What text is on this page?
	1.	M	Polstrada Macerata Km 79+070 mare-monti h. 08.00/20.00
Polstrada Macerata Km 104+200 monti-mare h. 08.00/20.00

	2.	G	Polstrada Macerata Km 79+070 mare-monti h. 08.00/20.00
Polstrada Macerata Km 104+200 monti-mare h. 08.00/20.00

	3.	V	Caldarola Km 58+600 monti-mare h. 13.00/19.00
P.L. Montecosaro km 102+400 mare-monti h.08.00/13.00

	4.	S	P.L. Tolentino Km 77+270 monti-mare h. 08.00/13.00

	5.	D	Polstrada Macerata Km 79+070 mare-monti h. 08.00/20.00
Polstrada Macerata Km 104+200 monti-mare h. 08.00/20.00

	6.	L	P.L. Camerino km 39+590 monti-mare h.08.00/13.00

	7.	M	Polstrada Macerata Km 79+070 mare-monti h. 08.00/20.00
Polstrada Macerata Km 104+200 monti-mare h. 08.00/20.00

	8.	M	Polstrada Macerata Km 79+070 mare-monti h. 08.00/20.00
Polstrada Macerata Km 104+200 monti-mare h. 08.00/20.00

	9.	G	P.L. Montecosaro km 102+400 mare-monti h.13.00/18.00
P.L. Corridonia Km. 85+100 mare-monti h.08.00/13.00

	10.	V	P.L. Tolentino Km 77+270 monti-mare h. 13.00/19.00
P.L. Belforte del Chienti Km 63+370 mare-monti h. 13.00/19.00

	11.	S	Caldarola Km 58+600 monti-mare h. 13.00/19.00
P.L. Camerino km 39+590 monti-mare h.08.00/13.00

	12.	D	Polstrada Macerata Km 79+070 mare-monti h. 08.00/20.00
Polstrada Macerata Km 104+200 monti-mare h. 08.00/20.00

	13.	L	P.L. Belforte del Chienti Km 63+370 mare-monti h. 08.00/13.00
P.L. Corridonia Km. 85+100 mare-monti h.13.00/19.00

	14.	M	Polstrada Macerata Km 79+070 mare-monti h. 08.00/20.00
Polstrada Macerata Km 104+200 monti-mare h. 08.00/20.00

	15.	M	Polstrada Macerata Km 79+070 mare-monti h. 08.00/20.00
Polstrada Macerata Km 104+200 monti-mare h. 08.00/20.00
==========
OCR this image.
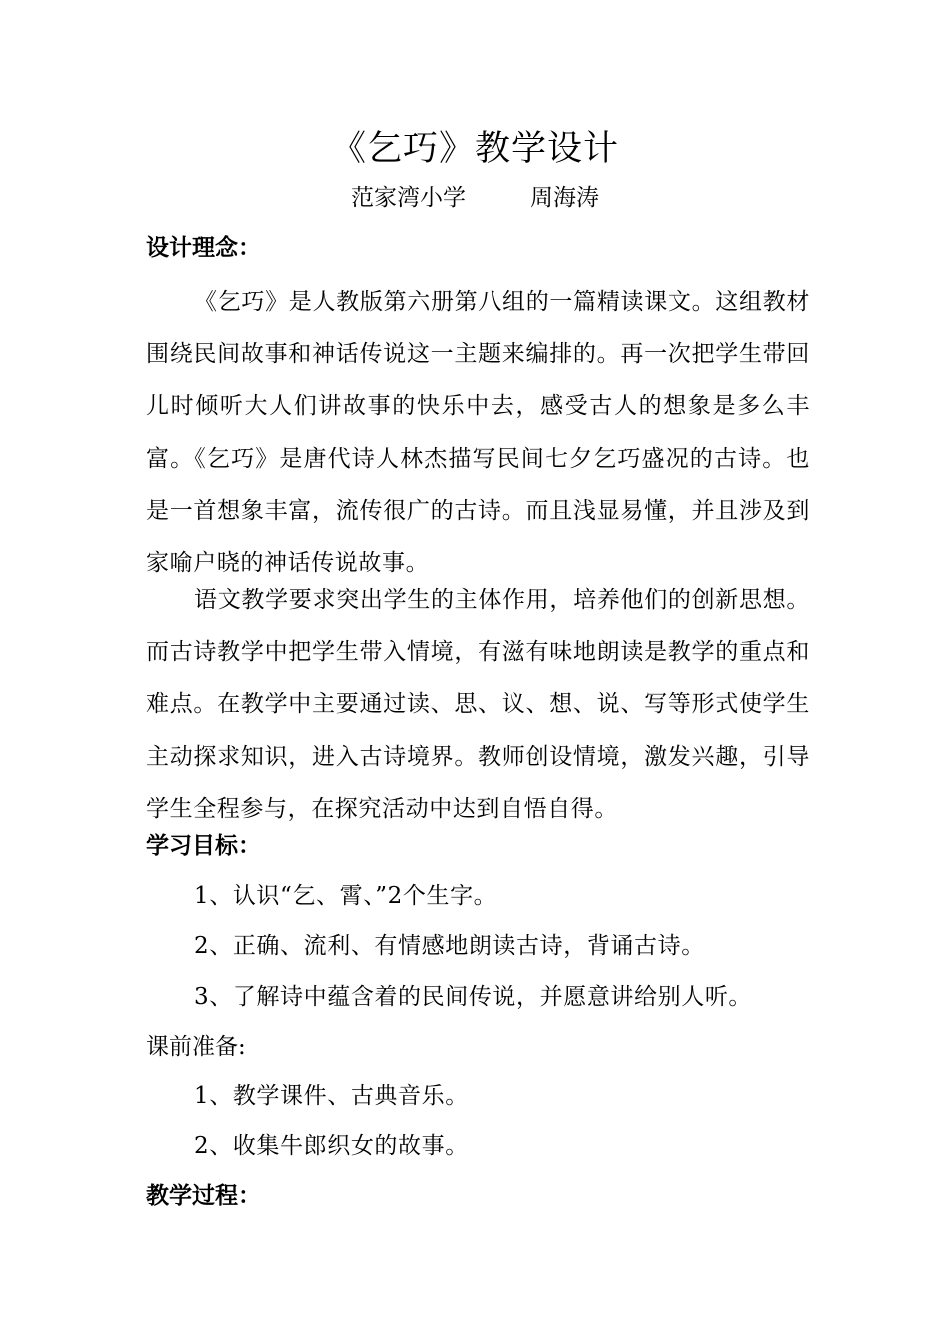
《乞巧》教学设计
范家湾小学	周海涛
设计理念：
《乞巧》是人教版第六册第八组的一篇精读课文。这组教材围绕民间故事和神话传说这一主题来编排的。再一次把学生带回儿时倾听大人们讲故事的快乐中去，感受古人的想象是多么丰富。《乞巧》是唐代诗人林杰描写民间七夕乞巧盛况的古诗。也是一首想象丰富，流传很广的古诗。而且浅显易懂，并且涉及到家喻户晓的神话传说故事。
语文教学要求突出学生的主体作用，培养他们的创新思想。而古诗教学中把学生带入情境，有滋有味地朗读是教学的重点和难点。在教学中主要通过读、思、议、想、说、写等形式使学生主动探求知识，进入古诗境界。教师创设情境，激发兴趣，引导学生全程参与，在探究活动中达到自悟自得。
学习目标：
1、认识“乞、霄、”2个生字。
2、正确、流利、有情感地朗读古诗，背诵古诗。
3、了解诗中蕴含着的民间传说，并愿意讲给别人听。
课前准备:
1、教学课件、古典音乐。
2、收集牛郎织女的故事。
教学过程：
==========
» Set task:
Find the lines containing "this" and pull them out.

» Worked solution:
What text is on this page?
OCR this image.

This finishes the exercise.